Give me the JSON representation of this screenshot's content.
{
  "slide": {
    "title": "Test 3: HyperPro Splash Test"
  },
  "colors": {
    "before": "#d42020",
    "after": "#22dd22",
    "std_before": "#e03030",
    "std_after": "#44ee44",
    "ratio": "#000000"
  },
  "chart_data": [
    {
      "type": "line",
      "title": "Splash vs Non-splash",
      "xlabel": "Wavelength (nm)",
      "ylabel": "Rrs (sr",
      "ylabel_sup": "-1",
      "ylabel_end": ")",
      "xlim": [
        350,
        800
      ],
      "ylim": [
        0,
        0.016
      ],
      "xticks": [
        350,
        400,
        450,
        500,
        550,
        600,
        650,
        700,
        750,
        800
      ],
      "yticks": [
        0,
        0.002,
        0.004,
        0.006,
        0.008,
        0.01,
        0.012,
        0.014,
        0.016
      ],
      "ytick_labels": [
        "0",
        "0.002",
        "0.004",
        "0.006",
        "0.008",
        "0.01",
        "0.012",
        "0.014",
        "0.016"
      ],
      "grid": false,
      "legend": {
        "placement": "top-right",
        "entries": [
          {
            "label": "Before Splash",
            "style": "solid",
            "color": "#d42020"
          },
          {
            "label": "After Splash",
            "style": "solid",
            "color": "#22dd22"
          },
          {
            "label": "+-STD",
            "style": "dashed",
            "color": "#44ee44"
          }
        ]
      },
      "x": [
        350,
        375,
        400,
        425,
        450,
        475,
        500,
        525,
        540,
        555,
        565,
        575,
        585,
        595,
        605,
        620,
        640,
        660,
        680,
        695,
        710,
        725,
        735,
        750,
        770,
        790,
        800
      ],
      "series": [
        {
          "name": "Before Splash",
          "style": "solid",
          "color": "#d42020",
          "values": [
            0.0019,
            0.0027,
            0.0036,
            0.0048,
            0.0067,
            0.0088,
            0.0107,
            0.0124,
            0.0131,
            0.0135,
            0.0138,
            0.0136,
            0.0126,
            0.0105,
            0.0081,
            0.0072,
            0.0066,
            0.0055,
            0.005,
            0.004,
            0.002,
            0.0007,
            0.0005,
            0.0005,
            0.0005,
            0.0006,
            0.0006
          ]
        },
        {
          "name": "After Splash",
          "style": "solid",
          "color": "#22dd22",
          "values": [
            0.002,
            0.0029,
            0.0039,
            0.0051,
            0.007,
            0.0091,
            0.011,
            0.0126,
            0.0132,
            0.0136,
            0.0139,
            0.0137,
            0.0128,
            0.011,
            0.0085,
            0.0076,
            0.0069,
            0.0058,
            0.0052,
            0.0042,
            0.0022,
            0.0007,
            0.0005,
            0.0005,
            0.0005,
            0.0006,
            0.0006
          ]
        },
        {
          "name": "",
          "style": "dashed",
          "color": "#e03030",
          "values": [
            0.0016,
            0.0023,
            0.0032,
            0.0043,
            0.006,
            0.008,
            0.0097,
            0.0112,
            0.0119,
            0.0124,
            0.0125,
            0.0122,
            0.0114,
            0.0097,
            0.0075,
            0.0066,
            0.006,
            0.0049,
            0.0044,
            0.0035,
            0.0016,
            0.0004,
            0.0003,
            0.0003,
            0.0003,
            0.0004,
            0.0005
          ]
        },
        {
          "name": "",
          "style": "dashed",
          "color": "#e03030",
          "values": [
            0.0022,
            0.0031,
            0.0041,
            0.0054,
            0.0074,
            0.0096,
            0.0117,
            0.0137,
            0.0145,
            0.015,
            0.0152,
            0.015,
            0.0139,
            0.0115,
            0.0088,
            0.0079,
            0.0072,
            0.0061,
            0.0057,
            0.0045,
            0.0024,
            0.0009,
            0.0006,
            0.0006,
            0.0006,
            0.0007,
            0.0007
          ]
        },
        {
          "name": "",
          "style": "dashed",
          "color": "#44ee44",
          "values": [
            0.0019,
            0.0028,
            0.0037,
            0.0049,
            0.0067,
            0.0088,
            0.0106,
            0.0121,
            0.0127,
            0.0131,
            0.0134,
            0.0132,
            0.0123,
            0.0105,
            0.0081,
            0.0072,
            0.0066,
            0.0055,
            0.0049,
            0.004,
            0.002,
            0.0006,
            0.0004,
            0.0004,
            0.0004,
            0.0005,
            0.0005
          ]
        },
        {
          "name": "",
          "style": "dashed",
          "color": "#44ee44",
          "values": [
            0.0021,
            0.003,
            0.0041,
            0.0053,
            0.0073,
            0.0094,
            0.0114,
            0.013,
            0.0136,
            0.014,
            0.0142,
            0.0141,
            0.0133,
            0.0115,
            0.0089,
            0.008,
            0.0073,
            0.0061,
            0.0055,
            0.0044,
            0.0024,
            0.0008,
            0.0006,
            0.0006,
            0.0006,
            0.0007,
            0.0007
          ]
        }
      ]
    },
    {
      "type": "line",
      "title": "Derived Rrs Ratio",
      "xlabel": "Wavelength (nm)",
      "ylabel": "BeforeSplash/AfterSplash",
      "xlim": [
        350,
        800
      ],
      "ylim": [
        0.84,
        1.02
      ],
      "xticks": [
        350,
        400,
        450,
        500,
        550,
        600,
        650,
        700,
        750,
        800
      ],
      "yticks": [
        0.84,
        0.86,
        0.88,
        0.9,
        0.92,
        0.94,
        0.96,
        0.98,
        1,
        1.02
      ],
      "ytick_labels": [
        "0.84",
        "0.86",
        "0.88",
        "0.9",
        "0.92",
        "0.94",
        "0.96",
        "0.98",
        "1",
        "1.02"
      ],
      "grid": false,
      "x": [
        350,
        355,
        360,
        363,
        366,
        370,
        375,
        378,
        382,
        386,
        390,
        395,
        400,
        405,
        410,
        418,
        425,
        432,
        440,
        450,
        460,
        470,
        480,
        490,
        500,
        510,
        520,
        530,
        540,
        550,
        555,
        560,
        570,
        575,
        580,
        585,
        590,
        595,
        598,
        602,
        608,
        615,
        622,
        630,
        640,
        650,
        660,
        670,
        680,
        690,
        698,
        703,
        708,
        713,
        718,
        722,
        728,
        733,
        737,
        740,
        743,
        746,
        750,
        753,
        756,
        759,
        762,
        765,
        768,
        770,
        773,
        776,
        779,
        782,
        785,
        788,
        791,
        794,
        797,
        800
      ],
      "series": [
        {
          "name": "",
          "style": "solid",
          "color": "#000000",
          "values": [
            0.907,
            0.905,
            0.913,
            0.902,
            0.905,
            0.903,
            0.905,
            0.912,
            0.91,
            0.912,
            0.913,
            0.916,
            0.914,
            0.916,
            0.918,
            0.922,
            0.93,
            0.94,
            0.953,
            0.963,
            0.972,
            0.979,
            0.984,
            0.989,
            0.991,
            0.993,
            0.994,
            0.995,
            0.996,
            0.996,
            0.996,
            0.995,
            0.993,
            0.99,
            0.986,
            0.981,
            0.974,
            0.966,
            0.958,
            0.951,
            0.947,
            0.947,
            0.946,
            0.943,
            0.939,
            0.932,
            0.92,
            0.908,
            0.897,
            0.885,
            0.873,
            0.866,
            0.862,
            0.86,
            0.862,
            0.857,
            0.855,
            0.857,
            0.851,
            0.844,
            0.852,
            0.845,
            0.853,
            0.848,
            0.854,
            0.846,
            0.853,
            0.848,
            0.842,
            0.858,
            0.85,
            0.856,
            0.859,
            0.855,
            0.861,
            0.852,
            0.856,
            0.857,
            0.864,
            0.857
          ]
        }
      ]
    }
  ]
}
====================
Exercise brief. The data above must be returned in full, exactly as written.

Response.
Give me the JSON representation of this screenshot's content.
{
  "slide": {
    "title": "Test 3: HyperPro Splash Test"
  },
  "colors": {
    "before": "#d42020",
    "after": "#22dd22",
    "std_before": "#e03030",
    "std_after": "#44ee44",
    "ratio": "#000000"
  },
  "chart_data": [
    {
      "type": "line",
      "title": "Splash vs Non-splash",
      "xlabel": "Wavelength (nm)",
      "ylabel": "Rrs (sr",
      "ylabel_sup": "-1",
      "ylabel_end": ")",
      "xlim": [
        350,
        800
      ],
      "ylim": [
        0,
        0.016
      ],
      "xticks": [
        350,
        400,
        450,
        500,
        550,
        600,
        650,
        700,
        750,
        800
      ],
      "yticks": [
        0,
        0.002,
        0.004,
        0.006,
        0.008,
        0.01,
        0.012,
        0.014,
        0.016
      ],
      "ytick_labels": [
        "0",
        "0.002",
        "0.004",
        "0.006",
        "0.008",
        "0.01",
        "0.012",
        "0.014",
        "0.016"
      ],
      "grid": false,
      "legend": {
        "placement": "top-right",
        "entries": [
          {
            "label": "Before Splash",
            "style": "solid",
            "color": "#d42020"
          },
          {
            "label": "After Splash",
            "style": "solid",
            "color": "#22dd22"
          },
          {
            "label": "+-STD",
            "style": "dashed",
            "color": "#44ee44"
          }
        ]
      },
      "x": [
        350,
        375,
        400,
        425,
        450,
        475,
        500,
        525,
        540,
        555,
        565,
        575,
        585,
        595,
        605,
        620,
        640,
        660,
        680,
        695,
        710,
        725,
        735,
        750,
        770,
        790,
        800
      ],
      "series": [
        {
          "name": "Before Splash",
          "style": "solid",
          "color": "#d42020",
          "values": [
            0.0019,
            0.0027,
            0.0036,
            0.0048,
            0.0067,
            0.0088,
            0.0107,
            0.0124,
            0.0131,
            0.0135,
            0.0138,
            0.0136,
            0.0126,
            0.0105,
            0.0081,
            0.0072,
            0.0066,
            0.0055,
            0.005,
            0.004,
            0.002,
            0.0007,
            0.0005,
            0.0005,
            0.0005,
            0.0006,
            0.0006
          ]
        },
        {
          "name": "After Splash",
          "style": "solid",
          "color": "#22dd22",
          "values": [
            0.002,
            0.0029,
            0.0039,
            0.0051,
            0.007,
            0.0091,
            0.011,
            0.0126,
            0.0132,
            0.0136,
            0.0139,
            0.0137,
            0.0128,
            0.011,
            0.0085,
            0.0076,
            0.0069,
            0.0058,
            0.0052,
            0.0042,
            0.0022,
            0.0007,
            0.0005,
            0.0005,
            0.0005,
            0.0006,
            0.0006
          ]
        },
        {
          "name": "",
          "style": "dashed",
          "color": "#e03030",
          "values": [
            0.0016,
            0.0023,
            0.0032,
            0.0043,
            0.006,
            0.008,
            0.0097,
            0.0112,
            0.0119,
            0.0124,
            0.0125,
            0.0122,
            0.0114,
            0.0097,
            0.0075,
            0.0066,
            0.006,
            0.0049,
            0.0044,
            0.0035,
            0.0016,
            0.0004,
            0.0003,
            0.0003,
            0.0003,
            0.0004,
            0.0005
          ]
        },
        {
          "name": "",
          "style": "dashed",
          "color": "#e03030",
          "values": [
            0.0022,
            0.0031,
            0.0041,
            0.0054,
            0.0074,
            0.0096,
            0.0117,
            0.0137,
            0.0145,
            0.015,
            0.0152,
            0.015,
            0.0139,
            0.0115,
            0.0088,
            0.0079,
            0.0072,
            0.0061,
            0.0057,
            0.0045,
            0.0024,
            0.0009,
            0.0006,
            0.0006,
            0.0006,
            0.0007,
            0.0007
          ]
        },
        {
          "name": "",
          "style": "dashed",
          "color": "#44ee44",
          "values": [
            0.0019,
            0.0028,
            0.0037,
            0.0049,
            0.0067,
            0.0088,
            0.0106,
            0.0121,
            0.0127,
            0.0131,
            0.0134,
            0.0132,
            0.0123,
            0.0105,
            0.0081,
            0.0072,
            0.0066,
            0.0055,
            0.0049,
            0.004,
            0.002,
            0.0006,
            0.0004,
            0.0004,
            0.0004,
            0.0005,
            0.0005
          ]
        },
        {
          "name": "",
          "style": "dashed",
          "color": "#44ee44",
          "values": [
            0.0021,
            0.003,
            0.0041,
            0.0053,
            0.0073,
            0.0094,
            0.0114,
            0.013,
            0.0136,
            0.014,
            0.0142,
            0.0141,
            0.0133,
            0.0115,
            0.0089,
            0.008,
            0.0073,
            0.0061,
            0.0055,
            0.0044,
            0.0024,
            0.0008,
            0.0006,
            0.0006,
            0.0006,
            0.0007,
            0.0007
          ]
        }
      ]
    },
    {
      "type": "line",
      "title": "Derived Rrs Ratio",
      "xlabel": "Wavelength (nm)",
      "ylabel": "BeforeSplash/AfterSplash",
      "xlim": [
        350,
        800
      ],
      "ylim": [
        0.84,
        1.02
      ],
      "xticks": [
        350,
        400,
        450,
        500,
        550,
        600,
        650,
        700,
        750,
        800
      ],
      "yticks": [
        0.84,
        0.86,
        0.88,
        0.9,
        0.92,
        0.94,
        0.96,
        0.98,
        1,
        1.02
      ],
      "ytick_labels": [
        "0.84",
        "0.86",
        "0.88",
        "0.9",
        "0.92",
        "0.94",
        "0.96",
        "0.98",
        "1",
        "1.02"
      ],
      "grid": false,
      "x": [
        350,
        355,
        360,
        363,
        366,
        370,
        375,
        378,
        382,
        386,
        390,
        395,
        400,
        405,
        410,
        418,
        425,
        432,
        440,
        450,
        460,
        470,
        480,
        490,
        500,
        510,
        520,
        530,
        540,
        550,
        555,
        560,
        570,
        575,
        580,
        585,
        590,
        595,
        598,
        602,
        608,
        615,
        622,
        630,
        640,
        650,
        660,
        670,
        680,
        690,
        698,
        703,
        708,
        713,
        718,
        722,
        728,
        733,
        737,
        740,
        743,
        746,
        750,
        753,
        756,
        759,
        762,
        765,
        768,
        770,
        773,
        776,
        779,
        782,
        785,
        788,
        791,
        794,
        797,
        800
      ],
      "series": [
        {
          "name": "",
          "style": "solid",
          "color": "#000000",
          "values": [
            0.907,
            0.905,
            0.913,
            0.902,
            0.905,
            0.903,
            0.905,
            0.912,
            0.91,
            0.912,
            0.913,
            0.916,
            0.914,
            0.916,
            0.918,
            0.922,
            0.93,
            0.94,
            0.953,
            0.963,
            0.972,
            0.979,
            0.984,
            0.989,
            0.991,
            0.993,
            0.994,
            0.995,
            0.996,
            0.996,
            0.996,
            0.995,
            0.993,
            0.99,
            0.986,
            0.981,
            0.974,
            0.966,
            0.958,
            0.951,
            0.947,
            0.947,
            0.946,
            0.943,
            0.939,
            0.932,
            0.92,
            0.908,
            0.897,
            0.885,
            0.873,
            0.866,
            0.862,
            0.86,
            0.862,
            0.857,
            0.855,
            0.857,
            0.851,
            0.844,
            0.852,
            0.845,
            0.853,
            0.848,
            0.854,
            0.846,
            0.853,
            0.848,
            0.842,
            0.858,
            0.85,
            0.856,
            0.859,
            0.855,
            0.861,
            0.852,
            0.856,
            0.857,
            0.864,
            0.857
          ]
        }
      ]
    }
  ]
}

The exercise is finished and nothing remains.